▸ **Written instruction**: Repeat the material verbatim. Images are excluded from the copy.

▸ **Provided data**:
┌──

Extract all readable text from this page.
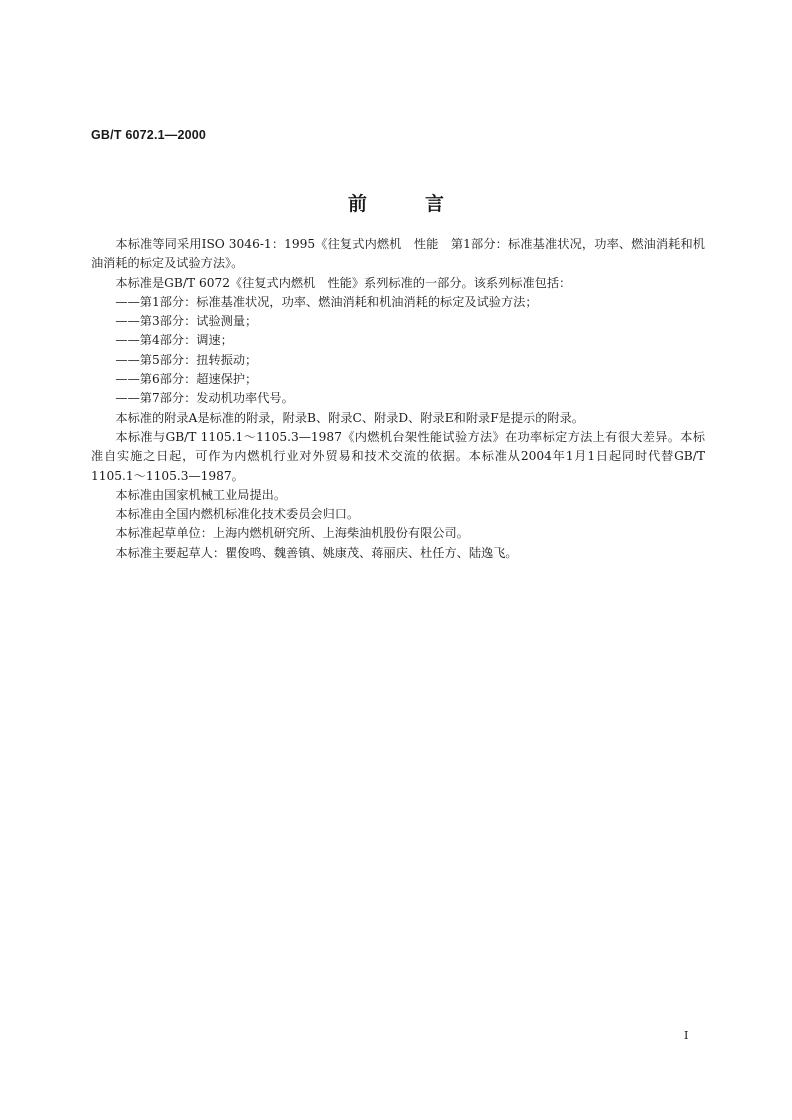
GB/T 6072.1—2000
前言

本标准等同采用ISO 3046-1：1995《往复式内燃机　性能　第1部分：标准基准状况，功率、燃油消耗和机油消耗的标定及试验方法》。

本标准是GB/T 6072《往复式内燃机　性能》系列标准的一部分。该系列标准包括：

——第1部分：标准基准状况，功率、燃油消耗和机油消耗的标定及试验方法；

——第3部分：试验测量；

——第4部分：调速；

——第5部分：扭转振动；

——第6部分：超速保护；

——第7部分：发动机功率代号。

本标准的附录A是标准的附录，附录B、附录C、附录D、附录E和附录F是提示的附录。

本标准与GB/T 1105.1～1105.3—1987《内燃机台架性能试验方法》在功率标定方法上有很大差异。本标准自实施之日起，可作为内燃机行业对外贸易和技术交流的依据。本标准从2004年1月1日起同时代替GB/T 1105.1～1105.3—1987。

本标准由国家机械工业局提出。

本标准由全国内燃机标准化技术委员会归口。

本标准起草单位：上海内燃机研究所、上海柴油机股份有限公司。

本标准主要起草人：瞿俊鸣、魏善镇、姚康茂、蒋丽庆、杜任方、陆逸飞。

I
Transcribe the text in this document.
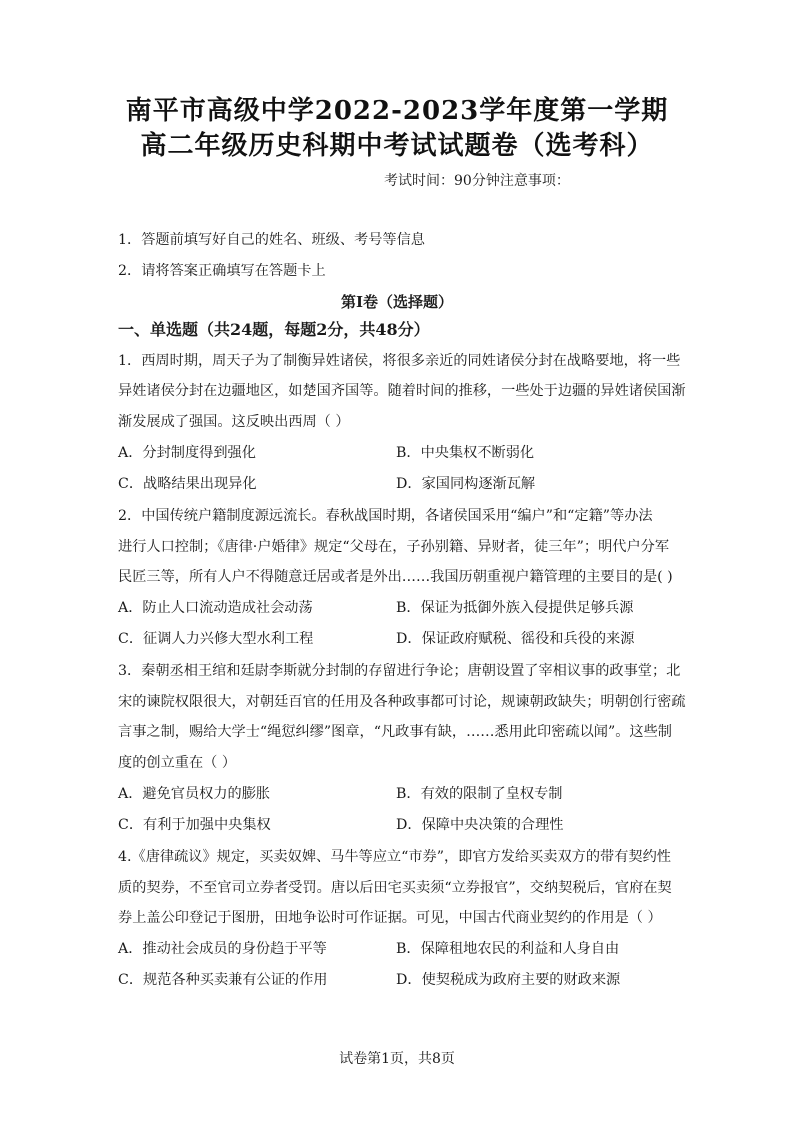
南平市高级中学2022-2023学年度第一学期
高二年级历史科期中考试试题卷（选考科）
考试时间：90分钟注意事项：
1．答题前填写好自己的姓名、班级、考号等信息
2．请将答案正确填写在答题卡上
第I卷（选择题）
一、单选题（共24题，每题2分，共48分）
1．西周时期，周天子为了制衡异姓诸侯，将很多亲近的同姓诸侯分封在战略要地，将一些
异姓诸侯分封在边疆地区，如楚国齐国等。随着时间的推移，一些处于边疆的异姓诸侯国渐
渐发展成了强国。这反映出西周（ ）
A．分封制度得到强化	B．中央集权不断弱化
C．战略结果出现异化	D．家国同构逐渐瓦解
2．中国传统户籍制度源远流长。春秋战国时期，各诸侯国采用“编户”和“定籍”等办法
进行人口控制；《唐律·户婚律》规定“父母在，子孙别籍、异财者，徒三年”；明代户分军
民匠三等，所有人户不得随意迁居或者是外出……我国历朝重视户籍管理的主要目的是( )
A．防止人口流动造成社会动荡	B．保证为抵御外族入侵提供足够兵源
C．征调人力兴修大型水利工程	D．保证政府赋税、徭役和兵役的来源
3．秦朝丞相王绾和廷尉李斯就分封制的存留进行争论；唐朝设置了宰相议事的政事堂；北
宋的谏院权限很大，对朝廷百官的任用及各种政事都可讨论，规谏朝政缺失；明朝创行密疏
言事之制，赐给大学士“绳愆纠缪”图章，“凡政事有缺，……悉用此印密疏以闻”。这些制
度的创立重在（ ）
A．避免官员权力的膨胀	B．有效的限制了皇权专制
C．有利于加强中央集权	D．保障中央决策的合理性
4.《唐律疏议》规定，买卖奴婢、马牛等应立“市券”，即官方发给买卖双方的带有契约性
质的契券，不至官司立券者受罚。唐以后田宅买卖须“立券报官”，交纳契税后，官府在契
券上盖公印登记于图册，田地争讼时可作证据。可见，中国古代商业契约的作用是（ ）
A．推动社会成员的身份趋于平等	B．保障租地农民的利益和人身自由
C．规范各种买卖兼有公证的作用	D．使契税成为政府主要的财政来源
试卷第1页，共8页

└──

▸ **Complete response**:
Extract all readable text from this page.
GB/T 6072.1—2000
前言

本标准等同采用ISO 3046-1：1995《往复式内燃机　性能　第1部分：标准基准状况，功率、燃油消耗和机油消耗的标定及试验方法》。

本标准是GB/T 6072《往复式内燃机　性能》系列标准的一部分。该系列标准包括：

——第1部分：标准基准状况，功率、燃油消耗和机油消耗的标定及试验方法；

——第3部分：试验测量；

——第4部分：调速；

——第5部分：扭转振动；

——第6部分：超速保护；

——第7部分：发动机功率代号。

本标准的附录A是标准的附录，附录B、附录C、附录D、附录E和附录F是提示的附录。

本标准与GB/T 1105.1～1105.3—1987《内燃机台架性能试验方法》在功率标定方法上有很大差异。本标准自实施之日起，可作为内燃机行业对外贸易和技术交流的依据。本标准从2004年1月1日起同时代替GB/T 1105.1～1105.3—1987。

本标准由国家机械工业局提出。

本标准由全国内燃机标准化技术委员会归口。

本标准起草单位：上海内燃机研究所、上海柴油机股份有限公司。

本标准主要起草人：瞿俊鸣、魏善镇、姚康茂、蒋丽庆、杜任方、陆逸飞。

I
Transcribe the text in this document.
南平市高级中学2022-2023学年度第一学期
高二年级历史科期中考试试题卷（选考科）
考试时间：90分钟注意事项：
1．答题前填写好自己的姓名、班级、考号等信息
2．请将答案正确填写在答题卡上
第I卷（选择题）
一、单选题（共24题，每题2分，共48分）
1．西周时期，周天子为了制衡异姓诸侯，将很多亲近的同姓诸侯分封在战略要地，将一些
异姓诸侯分封在边疆地区，如楚国齐国等。随着时间的推移，一些处于边疆的异姓诸侯国渐
渐发展成了强国。这反映出西周（ ）
A．分封制度得到强化	B．中央集权不断弱化
C．战略结果出现异化	D．家国同构逐渐瓦解
2．中国传统户籍制度源远流长。春秋战国时期，各诸侯国采用“编户”和“定籍”等办法
进行人口控制；《唐律·户婚律》规定“父母在，子孙别籍、异财者，徒三年”；明代户分军
民匠三等，所有人户不得随意迁居或者是外出……我国历朝重视户籍管理的主要目的是( )
A．防止人口流动造成社会动荡	B．保证为抵御外族入侵提供足够兵源
C．征调人力兴修大型水利工程	D．保证政府赋税、徭役和兵役的来源
3．秦朝丞相王绾和廷尉李斯就分封制的存留进行争论；唐朝设置了宰相议事的政事堂；北
宋的谏院权限很大，对朝廷百官的任用及各种政事都可讨论，规谏朝政缺失；明朝创行密疏
言事之制，赐给大学士“绳愆纠缪”图章，“凡政事有缺，……悉用此印密疏以闻”。这些制
度的创立重在（ ）
A．避免官员权力的膨胀	B．有效的限制了皇权专制
C．有利于加强中央集权	D．保障中央决策的合理性
4.《唐律疏议》规定，买卖奴婢、马牛等应立“市券”，即官方发给买卖双方的带有契约性
质的契券，不至官司立券者受罚。唐以后田宅买卖须“立券报官”，交纳契税后，官府在契
券上盖公印登记于图册，田地争讼时可作证据。可见，中国古代商业契约的作用是（ ）
A．推动社会成员的身份趋于平等	B．保障租地农民的利益和人身自由
C．规范各种买卖兼有公证的作用	D．使契税成为政府主要的财政来源
试卷第1页，共8页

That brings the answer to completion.